DATA PROVIDED:

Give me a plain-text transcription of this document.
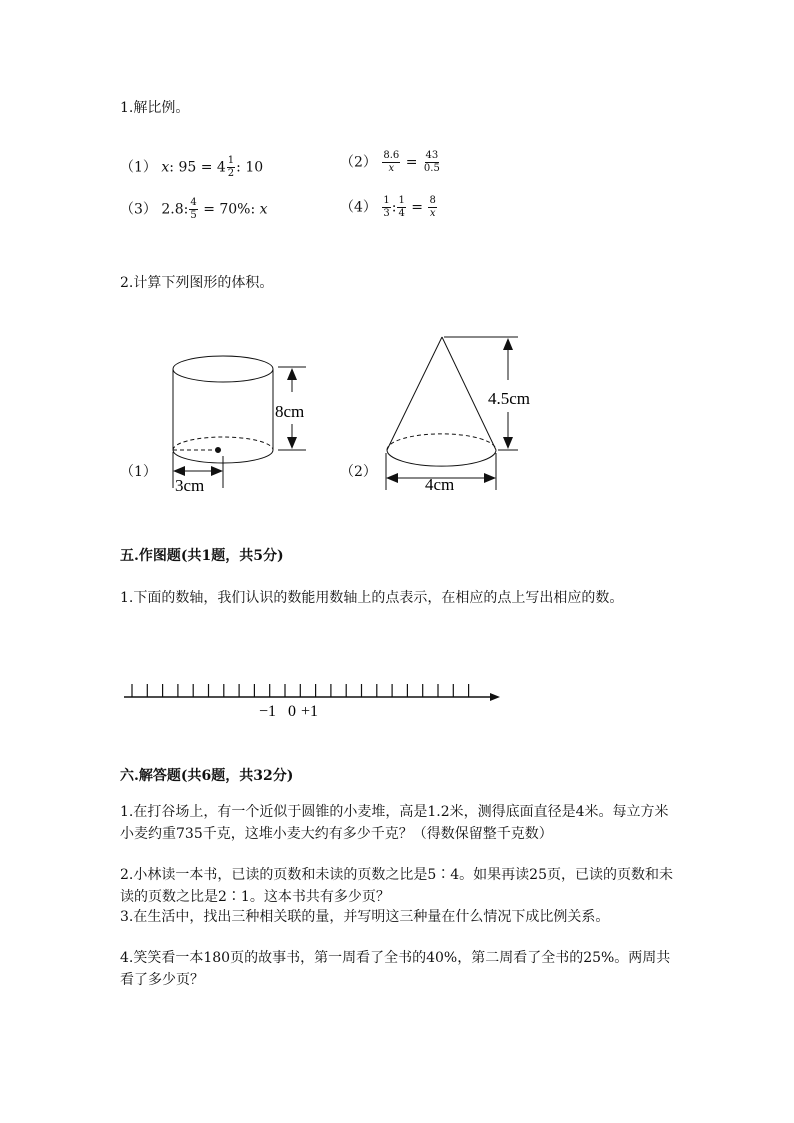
1.解比例。
（1） 𝑥: $95 = 4 \frac{1}{2}$ : 10	$(2) \frac{8.6}{\text{𝑥}} = \frac{43}{0.5}$
（3） 2.8: $\frac{4}{5} = 70\%$: 𝑥	$(4) \frac{1}{3}$ : $\frac{1}{4} = \frac{8}{\text{𝑥}}$
2.计算下列图形的体积。
8cm
3cm
4.5cm
4cm
（1）	（2）
五.作图题(共1题，共5分)
1.下面的数轴，我们认识的数能用数轴上的点表示，在相应的点上写出相应的数。
−1 0 +1
六.解答题(共6题，共32分)
1.在打谷场上，有一个近似于圆锥的小麦堆，高是1.2米，测得底面直径是4米。每立方米小麦约重735千克，这堆小麦大约有多少千克？（得数保留整千克数）
2.小林读一本书，已读的页数和未读的页数之比是5∶4。如果再读25页，已读的页数和未读的页数之比是2∶1。这本书共有多少页？
3.在生活中，找出三种相关联的量，并写明这三种量在什么情况下成比例关系。
4.笑笑看一本180页的故事书，第一周看了全书的40%，第二周看了全书的25%。两周共看了多少页？
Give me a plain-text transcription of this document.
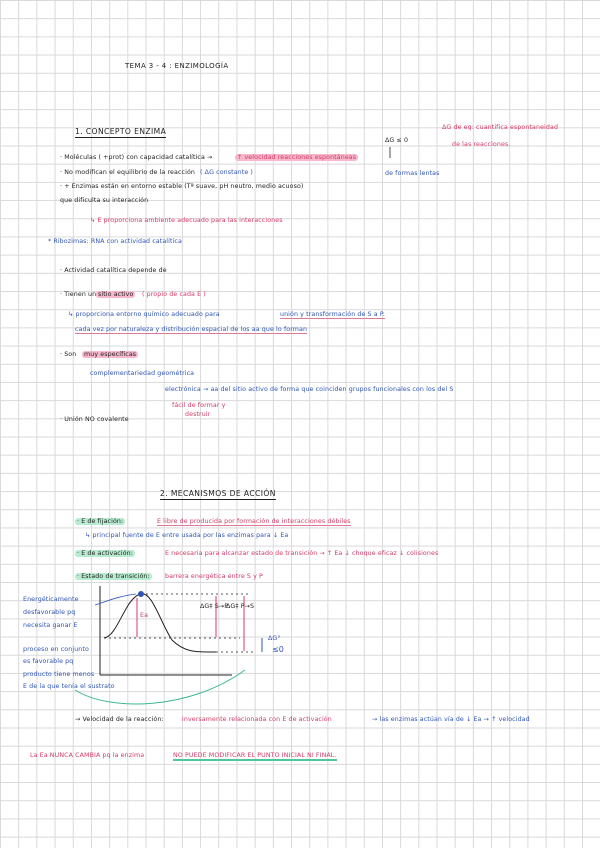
TEMA 3 - 4 : ENZIMOLOGÍA
1. CONCEPTO ENZIMA
ΔG ≤ 0
ΔG de eq: cuantifica espontaneidad
de las reacciones.
· Moléculas ( +prot) con capacidad catalítica →	↑ velocidad reacciones espontáneas
· No modifican el equilibrio de la reacción ( ΔG constante )	de formas lentas
· + Enzimas están en entorno estable (Tª suave, pH neutro, medio acuoso)
que dificulta su interacción
↳ E proporciona ambiente adecuado para las interacciones
* Ribozimas: RNA con actividad catalítica
· Actividad catalítica depende de
· Tienen un sitio activo	( propio de cada E )
↳ proporciona entorno químico adecuado para	unión y transformación de S a P.
cada vez por naturaleza y distribución espacial de los aa que lo forman
· Son	muy específicas
complementariedad geométrica
electrónica → aa del sitio activo de forma que coinciden grupos funcionales con los del S
fácil de formar y
destruir
· Unión NO covalente
2. MECANISMOS DE ACCIÓN
· E de fijación:	E libre de producida por formación de interacciones débiles
↳ principal fuente de E entre usada por las enzimas para ↓ Ea
· E de activación:	E necesaria para alcanzar estado de transición → ↑ Ea ↓ choque eficaz ↓ colisiones
· Estado de transición:	barrera energética entre S y P
Energéticamente
desfavorable pq
necesita ganar E
proceso en conjunto
es favorable pq
producto tiene menos
E de la que tenía el sustrato
Ea
ΔG‡ S→P
ΔG‡ P→S
ΔG°
≤0
→ Velocidad de la reacción:	inversamente relacionada con E de activación	→ las enzimas actúan vía de ↓ Ea → ↑ velocidad
La Ea NUNCA CAMBIA pq la enzima	NO PUEDE MODIFICAR EL PUNTO INICIAL NI FINAL.
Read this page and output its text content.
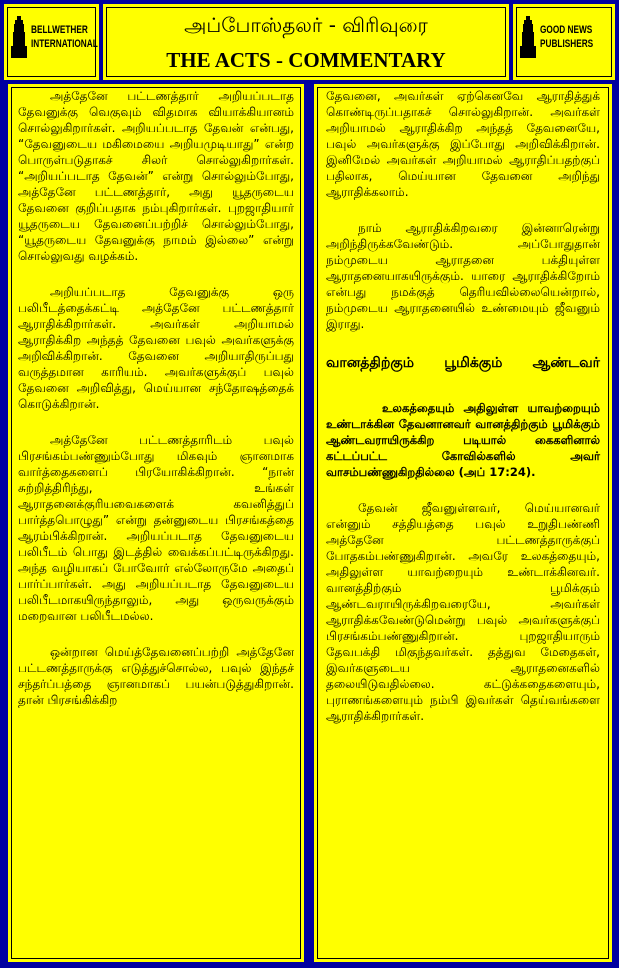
BELLWETHER
INTERNATIONAL
அப்போஸ்தலர் - விரிவுரை
THE ACTS - COMMENTARY
GOOD NEWS
PUBLISHERS

அத்தேனே பட்டணத்தார் அறியப்படாத தேவனுக்கு வெகுவும் விதமாக வியாக்கியானம் சொல்லுகிறார்கள். அறியப்படாத தேவன் என்பது, “தேவனுடைய மகிமையை அறியமுடியாது” என்ற பொருள்படுதாகச் சிலர் சொல்லுகிறார்கள். “அறியப்படாத தேவன்” என்று சொல்லும்போது, அத்தேனே பட்டணத்தார், அது யூதருடைய தேவனை குறிப்பதாக நம்புகிறார்கள். புறஜாதியார் யூதருடைய தேவனைப்பற்றிச் சொல்லும்போது, “யூதருடைய தேவனுக்கு நாமம் இல்லை” என்று சொல்லுவது வழக்கம்.

அறியப்படாத தேவனுக்கு ஒரு பலிபீடத்தைக்கட்டி அத்தேனே பட்டணத்தார் ஆராதிக்கிறார்கள். அவர்கள் அறியாமல் ஆராதிக்கிற அந்தத் தேவனை பவுல் அவர்களுக்கு அறிவிக்கிறான். தேவனை அறியாதிருப்பது வருத்தமான காரியம். அவர்களுக்குப் பவுல் தேவனை அறிவித்து, மெய்யான சந்தோஷத்தைக் கொடுக்கிறான்.

அத்தேனே பட்டணத்தாரிடம் பவுல் பிரசங்கம்பண்ணும்போது மிகவும் ஞானமாக வார்த்தைகளைப் பிரயோகிக்கிறான். “நான் சுற்றித்திரிந்து, உங்கள் ஆராதனைக்குரியவைகளைக் கவனித்துப் பார்த்தபொழுது” என்று தன்னுடைய பிரசங்கத்தை ஆரம்பிக்கிறான். அறியப்படாத தேவனுடைய பலிபீடம் பொது இடத்தில் வைக்கப்பட்டிருக்கிறது. அந்த வழியாகப் போவோர் எல்லோருமே அதைப் பார்ப்பார்கள். அது அறியப்படாத தேவனுடைய பலிபீடமாகயிருந்தாலும், அது ஒருவருக்கும் மறைவான பலிபீடமல்ல.

ஒன்றான மெய்த்தேவனைப்பற்றி அத்தேனே பட்டணத்தாருக்கு எடுத்துச்சொல்ல, பவுல் இந்தச் சந்தர்ப்பத்தை ஞானமாகப் பயன்படுத்துகிறான். தான் பிரசங்கிக்கிற

தேவனை, அவர்கள் ஏற்கெனவே ஆராதித்துக் கொண்டிருப்பதாகச் சொல்லுகிறான். அவர்கள் அறியாமல் ஆராதிக்கிற அந்தத் தேவனையே, பவுல் அவர்களுக்கு இப்போது அறிவிக்கிறான். இனிமேல் அவர்கள் அறியாமல் ஆராதிப்பதற்குப் பதிலாக, மெய்யான தேவனை அறிந்து ஆராதிக்கலாம்.

நாம் ஆராதிக்கிறவரை இன்னாரென்று அறிந்திருக்கவேண்டும். அப்போதுதான் நம்முடைய ஆராதனை பக்தியுள்ள ஆராதனையாகயிருக்கும். யாரை ஆராதிக்கிறோம் என்பது நமக்குத் தெரியவில்லையென்றால், நம்முடைய ஆராதனையில் உண்மையும் ஜீவனும் இராது.

வானத்திற்கும் பூமிக்கும் ஆண்டவர்

உலகத்தையும் அதிலுள்ள யாவற்றையும் உண்டாக்கின தேவனானவர் வானத்திற்கும் பூமிக்கும் ஆண்டவராயிருக்கிற படியால் கைகளினால் கட்டப்பட்ட கோவில்களில் அவர் வாசம்பண்ணுகிறதில்லை (அப் 17:24).

தேவன் ஜீவனுள்ளவர், மெய்யானவர் என்னும் சத்தியத்தை பவுல் உறுதிபண்ணி அத்தேனே பட்டணத்தாருக்குப் போதகம்பண்ணுகிறான். அவரே உலகத்தையும், அதிலுள்ள யாவற்றையும் உண்டாக்கினவர். வானத்திற்கும் பூமிக்கும் ஆண்டவராயிருக்கிறவரையே, அவர்கள் ஆராதிக்கவேண்டுமென்று பவுல் அவர்களுக்குப் பிரசங்கம்பண்ணுகிறான். புறஜாதியாரும் தேவபக்தி மிகுந்தவர்கள். தத்துவ மேதைகள், இவர்களுடைய ஆராதனைகளில் தலையிடுவதில்லை. கட்டுக்கதைகளையும், புராணங்களையும் நம்பி இவர்கள் தெய்வங்களை ஆராதிக்கிறார்கள்.
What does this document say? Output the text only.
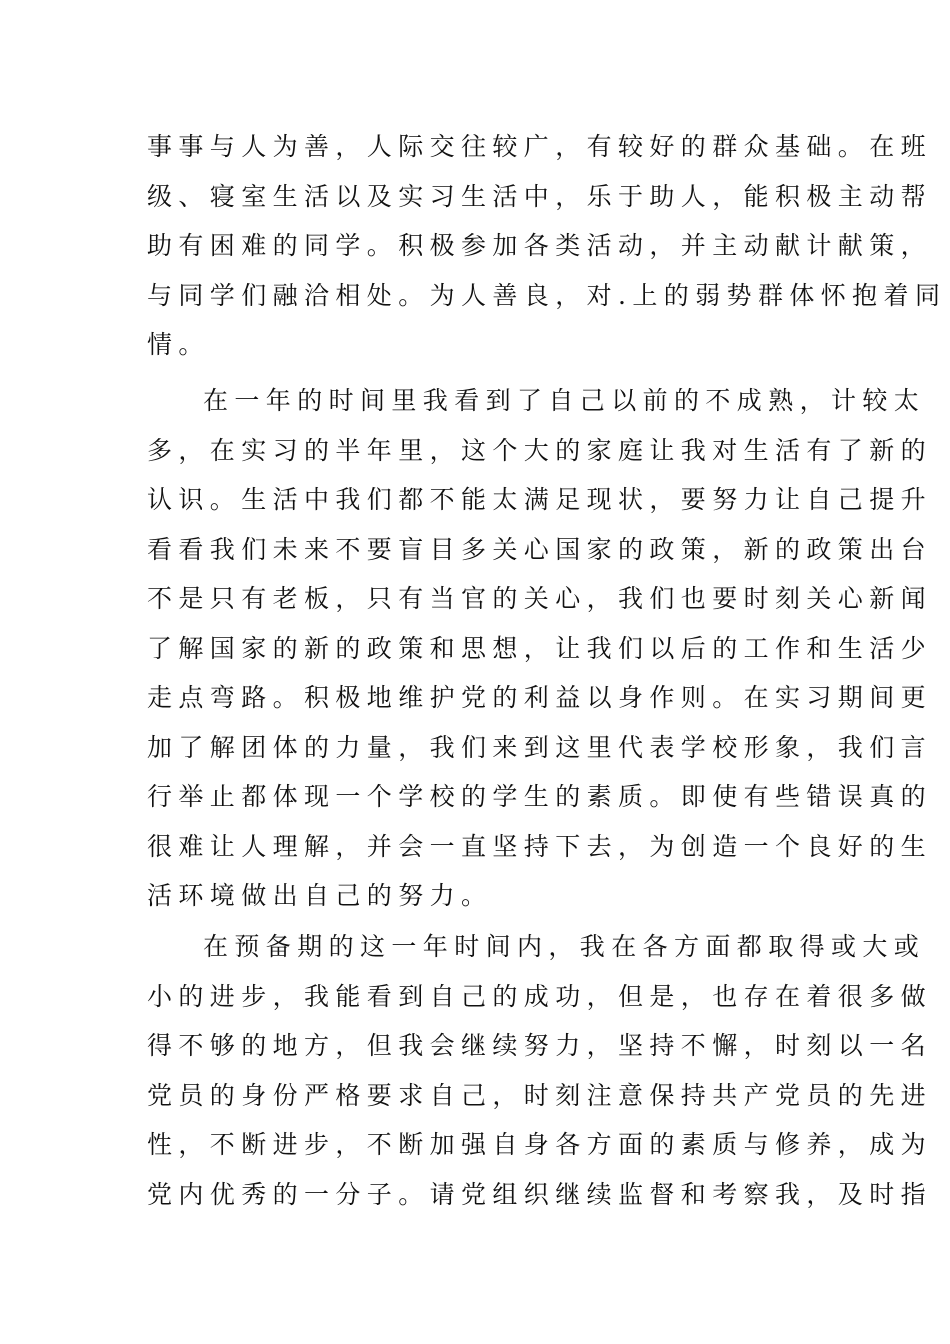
事事与人为善，人际交往较广，有较好的群众基础。在班
级、寝室生活以及实习生活中，乐于助人，能积极主动帮
助有困难的同学。积极参加各类活动，并主动献计献策，
与同学们融洽相处。为人善良，对.上的弱势群体怀抱着同
情。
在一年的时间里我看到了自己以前的不成熟，计较太
多，在实习的半年里，这个大的家庭让我对生活有了新的
认识。生活中我们都不能太满足现状，要努力让自己提升
看看我们未来不要盲目多关心国家的政策，新的政策出台
不是只有老板，只有当官的关心，我们也要时刻关心新闻
了解国家的新的政策和思想，让我们以后的工作和生活少
走点弯路。积极地维护党的利益以身作则。在实习期间更
加了解团体的力量，我们来到这里代表学校形象，我们言
行举止都体现一个学校的学生的素质。即使有些错误真的
很难让人理解，并会一直坚持下去，为创造一个良好的生
活环境做出自己的努力。
在预备期的这一年时间内，我在各方面都取得或大或
小的进步，我能看到自己的成功，但是，也存在着很多做
得不够的地方，但我会继续努力，坚持不懈，时刻以一名
党员的身份严格要求自己，时刻注意保持共产党员的先进
性，不断进步，不断加强自身各方面的素质与修养，成为
党内优秀的一分子。请党组织继续监督和考察我，及时指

WHAT THE TASK REQUIRES: Count each line where the string "sitio" occurs, and write only the number.

OUTPUT OF THE EXERCISE: 2